* [WHAT IS ASKED] Convert the layout coordinate data below into a Markdown table with the columns Row and Line. Number each non-blank line in order and omit all blank lines.

Layout coordinate data:
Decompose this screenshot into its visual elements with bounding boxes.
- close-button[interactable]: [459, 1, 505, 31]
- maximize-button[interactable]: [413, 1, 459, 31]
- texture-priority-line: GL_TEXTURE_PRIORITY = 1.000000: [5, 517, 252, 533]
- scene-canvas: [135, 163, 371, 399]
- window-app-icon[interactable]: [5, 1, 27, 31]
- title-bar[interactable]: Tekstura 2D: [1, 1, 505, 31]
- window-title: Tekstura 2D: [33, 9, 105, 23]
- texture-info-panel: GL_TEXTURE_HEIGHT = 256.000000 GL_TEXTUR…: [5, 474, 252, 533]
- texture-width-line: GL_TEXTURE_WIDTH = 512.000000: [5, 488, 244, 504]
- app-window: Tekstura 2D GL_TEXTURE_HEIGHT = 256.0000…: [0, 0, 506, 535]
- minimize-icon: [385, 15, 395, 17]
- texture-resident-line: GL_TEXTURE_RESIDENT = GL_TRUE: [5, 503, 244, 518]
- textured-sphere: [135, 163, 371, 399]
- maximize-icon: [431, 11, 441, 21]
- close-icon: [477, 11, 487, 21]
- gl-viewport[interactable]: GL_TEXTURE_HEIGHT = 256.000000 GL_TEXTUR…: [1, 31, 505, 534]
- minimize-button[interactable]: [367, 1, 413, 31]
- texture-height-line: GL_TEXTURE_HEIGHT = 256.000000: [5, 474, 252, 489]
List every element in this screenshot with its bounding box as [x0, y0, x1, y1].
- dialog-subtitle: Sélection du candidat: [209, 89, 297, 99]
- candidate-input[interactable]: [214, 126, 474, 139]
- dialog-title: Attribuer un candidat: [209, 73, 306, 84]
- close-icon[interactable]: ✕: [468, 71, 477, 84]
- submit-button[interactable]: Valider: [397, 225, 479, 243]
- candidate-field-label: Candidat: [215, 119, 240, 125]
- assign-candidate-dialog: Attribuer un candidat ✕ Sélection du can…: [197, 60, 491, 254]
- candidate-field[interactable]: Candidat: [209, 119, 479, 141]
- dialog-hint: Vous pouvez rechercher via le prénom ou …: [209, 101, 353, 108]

* [ANSWER FOR THIS EXERCISE]
| Row | Line |
|---|---|
| 1 | Decompose this screenshot into its visual elements with bounding boxes. |
| 2 | - close-button[interactable]: [459, 1, 505, 31] |
| 3 | - maximize-button[interactable]: [413, 1, 459, 31] |
| 4 | - texture-priority-line: GL_TEXTURE_PRIORITY = 1.000000: [5, 517, 252, 533] |
| 5 | - scene-canvas: [135, 163, 371, 399] |
| 6 | - window-app-icon[interactable]: [5, 1, 27, 31] |
| 7 | - title-bar[interactable]: Tekstura 2D: [1, 1, 505, 31] |
| 8 | - window-title: Tekstura 2D: [33, 9, 105, 23] |
| 9 | - texture-info-panel: GL_TEXTURE_HEIGHT = 256.000000 GL_TEXTUR…: [5, 474, 252, 533] |
| 10 | - texture-width-line: GL_TEXTURE_WIDTH = 512.000000: [5, 488, 244, 504] |
| 11 | - app-window: Tekstura 2D GL_TEXTURE_HEIGHT = 256.0000…: [0, 0, 506, 535] |
| 12 | - minimize-icon: [385, 15, 395, 17] |
| 13 | - texture-resident-line: GL_TEXTURE_RESIDENT = GL_TRUE: [5, 503, 244, 518] |
| 14 | - textured-sphere: [135, 163, 371, 399] |
| 15 | - maximize-icon: [431, 11, 441, 21] |
| 16 | - close-icon: [477, 11, 487, 21] |
| 17 | - gl-viewport[interactable]: GL_TEXTURE_HEIGHT = 256.000000 GL_TEXTUR…: [1, 31, 505, 534] |
| 18 | - minimize-button[interactable]: [367, 1, 413, 31] |
| 19 | - texture-height-line: GL_TEXTURE_HEIGHT = 256.000000: [5, 474, 252, 489] |
| 20 | List every element in this screenshot with its bounding box as [x0, y0, x1, y1]. |
| 21 | - dialog-subtitle: Sélection du candidat: [209, 89, 297, 99] |
| 22 | - candidate-input[interactable]: [214, 126, 474, 139] |
| 23 | - dialog-title: Attribuer un candidat: [209, 73, 306, 84] |
| 24 | - close-icon[interactable]: ✕: [468, 71, 477, 84] |
| 25 | - submit-button[interactable]: Valider: [397, 225, 479, 243] |
| 26 | - candidate-field-label: Candidat: [215, 119, 240, 125] |
| 27 | - assign-candidate-dialog: Attribuer un candidat ✕ Sélection du can…: [197, 60, 491, 254] |
| 28 | - candidate-field[interactable]: Candidat: [209, 119, 479, 141] |
| 29 | - dialog-hint: Vous pouvez rechercher via le prénom ou …: [209, 101, 353, 108] |